● **REQUISITOS DA TAREFA**
No trecho sobre a Pedagogia Freinet, liste as técnicas Freinet que fazem parte do recorte escolhido para a pesquisa.

═════ TRECHO DO DOCUMENTO ═════

13 Ver Baclet et al. (1976); Fleuri (2004); Sampaio (1989).

14 Em uma das definições de Aurélio Buarque, ciência é o “conjunto organizado de conhecimentos sobre

determinado objeto, em especial os obtidos mediante a observação dos fatos e um método próprio”. (FERREIRA, 1989, p. 114, grifos meus).

Sobre as resistências à Pedagogia Freinet, quanto ao caráter considerado não científico dessa proposta, já no início de sua manifestação e crescente expressividade, Freinet aponta para o caráter científico não apenas de sua Pedagogia, como de todas as aquisições humanas. Ele entende que o tateamento ou a tentativa experimental (base de sua metodologia) é, essencialmente, o princípio de todas as descobertas humanas, inclusive das descobertas científicas. Na ausência das tentativas, não é possível que se alcance a perfeição de nenhuma técnica ou instrumento de vida. Um exemplo bastante próximo do que hoje vivenciamos é o desenvolvimento das novas tecnologias (seja na medicina genética — clonagem, células-tronco; seja na eletrônica — computadores, celulares; seja na indústria agropecuária — alimentos transgênicos, melhoramento qualitativo e quantitativo da produtividade). É bastante evidente, como já salientara Freinet, que as inúmeras tentativas configuram-se no antecedente responsável e necessário para o domínio e a perfeição das mais diversas técnicas.

Um outro esclarecimento ainda se faz necessário nesse momento. Trata-se do uso dos termos Técnicas Freinet e Pedagogia Freinet, que, na bibliografia consultada, são tomados ora como termos distintos, ora como sinônimos. O próprio Célestin Freinet utiliza, em alguns momentos, o termo técnicas para tratar do conjunto de suas elaborações teóricas, em outros momentos, porém, utiliza esse mesmo termo para abordar especificamente os procedimentos (como a aula-passeio, a imprensa, o jornal escolar, etc.) por ele elaborados, na prática, visando à concretização de sua proposta (sua pedagogia). Acredita-se, a partir desta pesquisa, que essa “confusão” se estabeleça por se tratar de uma proposta pedagógica essencialmente voltada para a prática, ou seja, trata-se de uma Pedagogia que nasce da prática, e dela se alimenta para se consolidar em seus aspectos teóricos. Há, portanto, um movimento entre teoria e prática muito peculiar, que quase não se separa, pois como o próprio Freinet considerou, sua “pedagogia não deriva, no essencial, de uma concepção teórica da educação, mas (...) é o resultado (...) de um longo ensaio experimental realizado ao longo dos anos”. (1973, p. 40).

Considerando a pertinência da utilização de ambos os termos, dependendo da situação, optei, aqui, pelo uso do termo Pedagogia Freinet ao se tratar de todo o conjunto das propostas de Freinet para a prática pedagógica, o que corresponde ao conjunto das elaborações teóricas, incluindo as reflexões e também as técnicas de trabalho; já o termo Técnicas Freinet foi utilizado especificamente para se referir às técnicas de trabalho desenvolvidas e aperfeiçoadas ao longo do movimento Freinet (a aula-passeio, a imprensa, o jornal escolar, a correspondência,

etc.). Dessa maneira, entende-se que as técnicas freinetianas estão inseridas na Pedagogia Freinet, e são aqui tratadas como parte de um todo mais amplo, mais complexo e, sobretudo, de caráter teórico, que é a própria Pedagogia Freinet.

As principais técnicas Freinet são: a roda da conversa (inicial e final), o livro da vida, os ateliês (ou cantos de atividades), as fichas de atividades, a auto-avaliação, as regras (ou combinados), a correspondência interescolar, a imprensa (limógrafo e tipografia), o texto livre, o jornal escolar (mural, falado e de circulação), a cooperativa escolar, o estudo do meio (por meio das aulas-passeio e das pesquisas), a biblioteca de trabalho, o fichário autocorretivo. O recorte que realizei se refere às seis primeiras técnicas, as quais constituem o conjunto das que foram mais intensa e sistematicamente trabalhadas durante o período da pesquisa.

═════ DADOS FORNECIDOS ═════

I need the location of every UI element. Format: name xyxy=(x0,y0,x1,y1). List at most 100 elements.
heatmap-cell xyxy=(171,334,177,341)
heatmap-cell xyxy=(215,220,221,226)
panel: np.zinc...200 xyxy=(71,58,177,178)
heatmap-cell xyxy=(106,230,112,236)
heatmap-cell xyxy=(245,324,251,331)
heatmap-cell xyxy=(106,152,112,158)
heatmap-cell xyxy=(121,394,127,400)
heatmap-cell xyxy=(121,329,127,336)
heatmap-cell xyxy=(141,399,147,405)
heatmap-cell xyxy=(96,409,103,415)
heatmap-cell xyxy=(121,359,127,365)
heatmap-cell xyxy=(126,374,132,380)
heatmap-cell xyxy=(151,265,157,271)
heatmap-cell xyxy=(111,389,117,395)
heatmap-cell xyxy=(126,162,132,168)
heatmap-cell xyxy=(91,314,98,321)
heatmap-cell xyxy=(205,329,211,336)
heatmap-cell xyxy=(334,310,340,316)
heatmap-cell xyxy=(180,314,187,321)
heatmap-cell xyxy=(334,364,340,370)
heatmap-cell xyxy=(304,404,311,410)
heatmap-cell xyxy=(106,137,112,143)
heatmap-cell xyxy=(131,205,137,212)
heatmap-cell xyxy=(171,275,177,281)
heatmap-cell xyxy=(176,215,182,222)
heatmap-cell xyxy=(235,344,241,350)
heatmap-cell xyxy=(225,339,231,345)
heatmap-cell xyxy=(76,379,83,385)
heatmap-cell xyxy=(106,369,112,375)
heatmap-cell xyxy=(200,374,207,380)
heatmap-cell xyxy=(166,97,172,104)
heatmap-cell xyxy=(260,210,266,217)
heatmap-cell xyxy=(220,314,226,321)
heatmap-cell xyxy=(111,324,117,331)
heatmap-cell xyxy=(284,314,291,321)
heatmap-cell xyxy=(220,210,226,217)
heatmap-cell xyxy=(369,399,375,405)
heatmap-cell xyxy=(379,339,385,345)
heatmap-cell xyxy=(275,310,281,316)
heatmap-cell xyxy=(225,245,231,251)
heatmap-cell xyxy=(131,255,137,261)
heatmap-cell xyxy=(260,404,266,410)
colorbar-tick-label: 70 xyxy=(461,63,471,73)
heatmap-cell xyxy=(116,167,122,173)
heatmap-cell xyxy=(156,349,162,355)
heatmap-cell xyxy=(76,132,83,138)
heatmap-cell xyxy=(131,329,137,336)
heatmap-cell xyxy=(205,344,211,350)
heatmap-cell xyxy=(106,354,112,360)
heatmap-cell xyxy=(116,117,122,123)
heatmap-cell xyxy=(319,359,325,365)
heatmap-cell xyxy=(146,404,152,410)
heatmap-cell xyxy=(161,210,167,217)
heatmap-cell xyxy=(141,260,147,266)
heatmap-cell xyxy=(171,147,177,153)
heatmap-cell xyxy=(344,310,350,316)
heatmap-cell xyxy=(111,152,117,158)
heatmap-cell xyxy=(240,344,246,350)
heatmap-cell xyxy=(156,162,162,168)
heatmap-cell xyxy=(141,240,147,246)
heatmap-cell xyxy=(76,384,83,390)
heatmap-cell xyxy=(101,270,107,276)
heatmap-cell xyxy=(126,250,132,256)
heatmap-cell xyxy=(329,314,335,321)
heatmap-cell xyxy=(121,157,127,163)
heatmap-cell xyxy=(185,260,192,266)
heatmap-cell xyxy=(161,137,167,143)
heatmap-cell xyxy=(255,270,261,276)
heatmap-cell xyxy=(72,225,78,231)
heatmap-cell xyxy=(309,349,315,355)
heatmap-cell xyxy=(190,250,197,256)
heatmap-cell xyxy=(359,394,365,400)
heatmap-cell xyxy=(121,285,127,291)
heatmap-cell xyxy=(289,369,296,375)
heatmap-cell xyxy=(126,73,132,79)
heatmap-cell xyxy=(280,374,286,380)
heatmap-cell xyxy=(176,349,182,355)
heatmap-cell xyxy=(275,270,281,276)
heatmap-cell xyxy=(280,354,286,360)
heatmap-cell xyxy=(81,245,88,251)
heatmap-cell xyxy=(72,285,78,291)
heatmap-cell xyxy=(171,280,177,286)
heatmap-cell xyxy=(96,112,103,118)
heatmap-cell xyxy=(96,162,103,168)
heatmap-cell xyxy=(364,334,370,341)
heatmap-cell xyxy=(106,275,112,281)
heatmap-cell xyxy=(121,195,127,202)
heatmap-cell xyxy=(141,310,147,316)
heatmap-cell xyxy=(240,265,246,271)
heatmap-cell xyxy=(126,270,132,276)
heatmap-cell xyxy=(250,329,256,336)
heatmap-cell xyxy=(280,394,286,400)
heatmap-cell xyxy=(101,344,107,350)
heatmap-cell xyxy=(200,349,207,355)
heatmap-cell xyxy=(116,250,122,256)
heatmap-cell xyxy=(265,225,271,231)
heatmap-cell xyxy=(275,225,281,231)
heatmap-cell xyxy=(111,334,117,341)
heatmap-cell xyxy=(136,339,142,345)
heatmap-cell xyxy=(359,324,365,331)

═════

● **ESPAÇO DA RESPOSTA**
- a roda da conversa (inicial e final)
- o livro da vida
- os ateliês (ou cantos de atividades)
- as fichas de atividades
- a auto-avaliação
- as regras (ou combinados)